[Dataset items]
===============
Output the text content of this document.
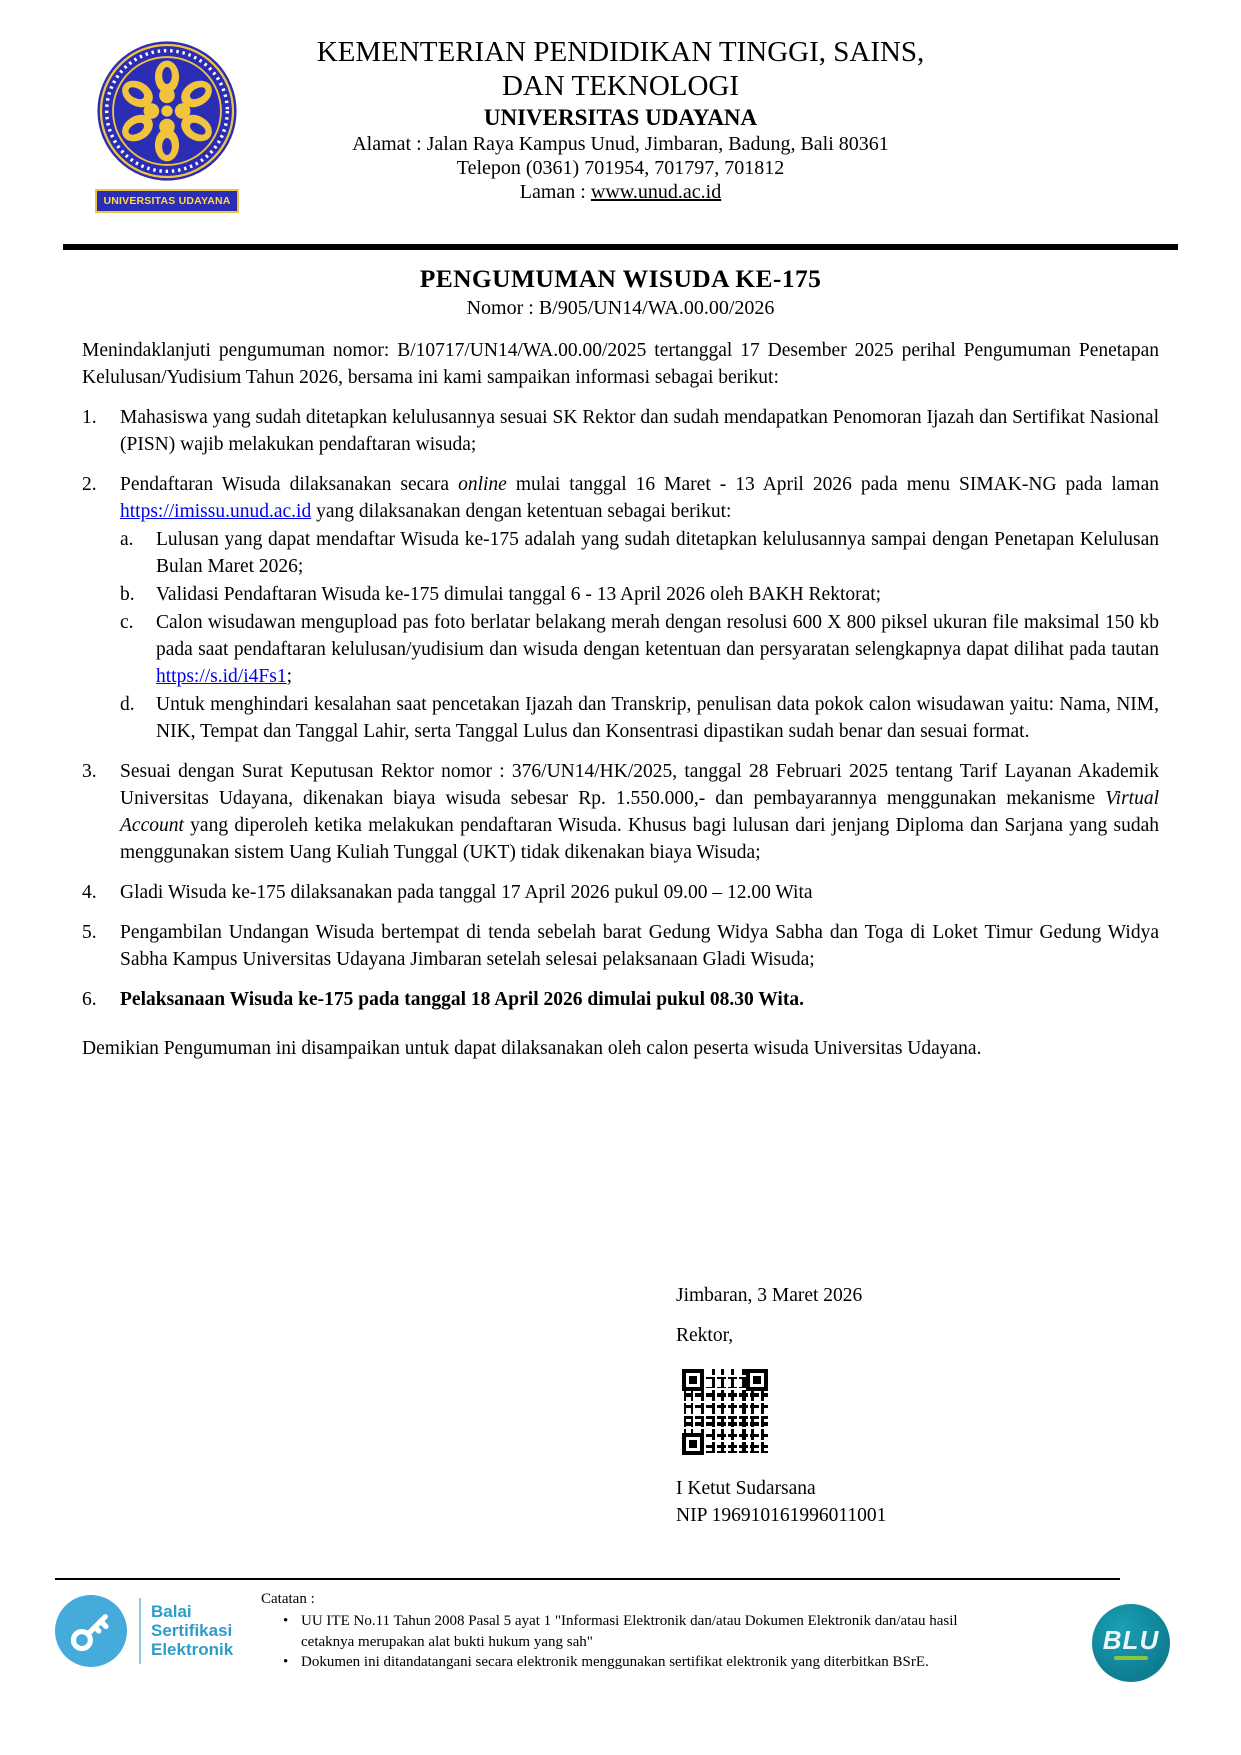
UNIVERSITAS UDAYANA
KEMENTERIAN PENDIDIKAN TINGGI, SAINS,
DAN TEKNOLOGI
UNIVERSITAS UDAYANA
Alamat : Jalan Raya Kampus Unud, Jimbaran, Badung, Bali 80361
Telepon (0361) 701954, 701797, 701812
Laman : www.unud.ac.id
PENGUMUMAN WISUDA KE-175
Nomor : B/905/UN14/WA.00.00/2026

Menindaklanjuti pengumuman nomor: B/10717/UN14/WA.00.00/2025 tertanggal 17 Desember 2025 perihal Pengumuman Penetapan Kelulusan/Yudisium Tahun 2026, bersama ini kami sampaikan informasi sebagai berikut:

1.	Mahasiswa yang sudah ditetapkan kelulusannya sesuai SK Rektor dan sudah mendapatkan Penomoran Ijazah dan Sertifikat Nasional (PISN) wajib melakukan pendaftaran wisuda;
2.	Pendaftaran Wisuda dilaksanakan secara online mulai tanggal 16 Maret - 13 April 2026 pada menu SIMAK-NG pada laman https://imissu.unud.ac.id yang dilaksanakan dengan ketentuan sebagai berikut:
a.	Lulusan yang dapat mendaftar Wisuda ke-175 adalah yang sudah ditetapkan kelulusannya sampai dengan Penetapan Kelulusan Bulan Maret 2026;
b.	Validasi Pendaftaran Wisuda ke-175 dimulai tanggal 6 - 13 April 2026 oleh BAKH Rektorat;
c.	Calon wisudawan mengupload pas foto berlatar belakang merah dengan resolusi 600 X 800 piksel ukuran file maksimal 150 kb pada saat pendaftaran kelulusan/yudisium dan wisuda dengan ketentuan dan persyaratan selengkapnya dapat dilihat pada tautan https://s.id/i4Fs1;
d.	Untuk menghindari kesalahan saat pencetakan Ijazah dan Transkrip, penulisan data pokok calon wisudawan yaitu: Nama, NIM, NIK, Tempat dan Tanggal Lahir, serta Tanggal Lulus dan Konsentrasi dipastikan sudah benar dan sesuai format.
3.	Sesuai dengan Surat Keputusan Rektor nomor : 376/UN14/HK/2025, tanggal 28 Februari 2025 tentang Tarif Layanan Akademik Universitas Udayana, dikenakan biaya wisuda sebesar Rp. 1.550.000,- dan pembayarannya menggunakan mekanisme Virtual Account yang diperoleh ketika melakukan pendaftaran Wisuda. Khusus bagi lulusan dari jenjang Diploma dan Sarjana yang sudah menggunakan sistem Uang Kuliah Tunggal (UKT) tidak dikenakan biaya Wisuda;
4.	Gladi Wisuda ke-175 dilaksanakan pada tanggal 17 April 2026 pukul 09.00 – 12.00 Wita
5.	Pengambilan Undangan Wisuda bertempat di tenda sebelah barat Gedung Widya Sabha dan Toga di Loket Timur Gedung Widya Sabha Kampus Universitas Udayana Jimbaran setelah selesai pelaksanaan Gladi Wisuda;
6.	Pelaksanaan Wisuda ke-175 pada tanggal 18 April 2026 dimulai pukul 08.30 Wita.

Demikian Pengumuman ini disampaikan untuk dapat dilaksanakan oleh calon peserta wisuda Universitas Udayana.

Jimbaran, 3 Maret 2026
Rektor,
I Ketut Sudarsana
NIP 196910161996011001
Balai
Sertifikasi
Elektronik
Catatan :
• UU ITE No.11 Tahun 2008 Pasal 5 ayat 1 "Informasi Elektronik dan/atau Dokumen Elektronik dan/atau hasil cetaknya merupakan alat bukti hukum yang sah"
• Dokumen ini ditandatangani secara elektronik menggunakan sertifikat elektronik yang diterbitkan BSrE.
BLU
===============
--- OBJECTIVE ---
Reproduce all the records verbatim, excluding images.

--- RIGHT ANSWER ---
Output the text content of this document.
UNIVERSITAS UDAYANA
KEMENTERIAN PENDIDIKAN TINGGI, SAINS,
DAN TEKNOLOGI
UNIVERSITAS UDAYANA
Alamat : Jalan Raya Kampus Unud, Jimbaran, Badung, Bali 80361
Telepon (0361) 701954, 701797, 701812
Laman : www.unud.ac.id
PENGUMUMAN WISUDA KE-175
Nomor : B/905/UN14/WA.00.00/2026

Menindaklanjuti pengumuman nomor: B/10717/UN14/WA.00.00/2025 tertanggal 17 Desember 2025 perihal Pengumuman Penetapan Kelulusan/Yudisium Tahun 2026, bersama ini kami sampaikan informasi sebagai berikut:

1.	Mahasiswa yang sudah ditetapkan kelulusannya sesuai SK Rektor dan sudah mendapatkan Penomoran Ijazah dan Sertifikat Nasional (PISN) wajib melakukan pendaftaran wisuda;
2.	Pendaftaran Wisuda dilaksanakan secara online mulai tanggal 16 Maret - 13 April 2026 pada menu SIMAK-NG pada laman https://imissu.unud.ac.id yang dilaksanakan dengan ketentuan sebagai berikut:
a.	Lulusan yang dapat mendaftar Wisuda ke-175 adalah yang sudah ditetapkan kelulusannya sampai dengan Penetapan Kelulusan Bulan Maret 2026;
b.	Validasi Pendaftaran Wisuda ke-175 dimulai tanggal 6 - 13 April 2026 oleh BAKH Rektorat;
c.	Calon wisudawan mengupload pas foto berlatar belakang merah dengan resolusi 600 X 800 piksel ukuran file maksimal 150 kb pada saat pendaftaran kelulusan/yudisium dan wisuda dengan ketentuan dan persyaratan selengkapnya dapat dilihat pada tautan https://s.id/i4Fs1;
d.	Untuk menghindari kesalahan saat pencetakan Ijazah dan Transkrip, penulisan data pokok calon wisudawan yaitu: Nama, NIM, NIK, Tempat dan Tanggal Lahir, serta Tanggal Lulus dan Konsentrasi dipastikan sudah benar dan sesuai format.
3.	Sesuai dengan Surat Keputusan Rektor nomor : 376/UN14/HK/2025, tanggal 28 Februari 2025 tentang Tarif Layanan Akademik Universitas Udayana, dikenakan biaya wisuda sebesar Rp. 1.550.000,- dan pembayarannya menggunakan mekanisme Virtual Account yang diperoleh ketika melakukan pendaftaran Wisuda. Khusus bagi lulusan dari jenjang Diploma dan Sarjana yang sudah menggunakan sistem Uang Kuliah Tunggal (UKT) tidak dikenakan biaya Wisuda;
4.	Gladi Wisuda ke-175 dilaksanakan pada tanggal 17 April 2026 pukul 09.00 – 12.00 Wita
5.	Pengambilan Undangan Wisuda bertempat di tenda sebelah barat Gedung Widya Sabha dan Toga di Loket Timur Gedung Widya Sabha Kampus Universitas Udayana Jimbaran setelah selesai pelaksanaan Gladi Wisuda;
6.	Pelaksanaan Wisuda ke-175 pada tanggal 18 April 2026 dimulai pukul 08.30 Wita.

Demikian Pengumuman ini disampaikan untuk dapat dilaksanakan oleh calon peserta wisuda Universitas Udayana.

Jimbaran, 3 Maret 2026
Rektor,
I Ketut Sudarsana
NIP 196910161996011001
Balai
Sertifikasi
Elektronik
Catatan :
• UU ITE No.11 Tahun 2008 Pasal 5 ayat 1 "Informasi Elektronik dan/atau Dokumen Elektronik dan/atau hasil cetaknya merupakan alat bukti hukum yang sah"
• Dokumen ini ditandatangani secara elektronik menggunakan sertifikat elektronik yang diterbitkan BSrE.
BLU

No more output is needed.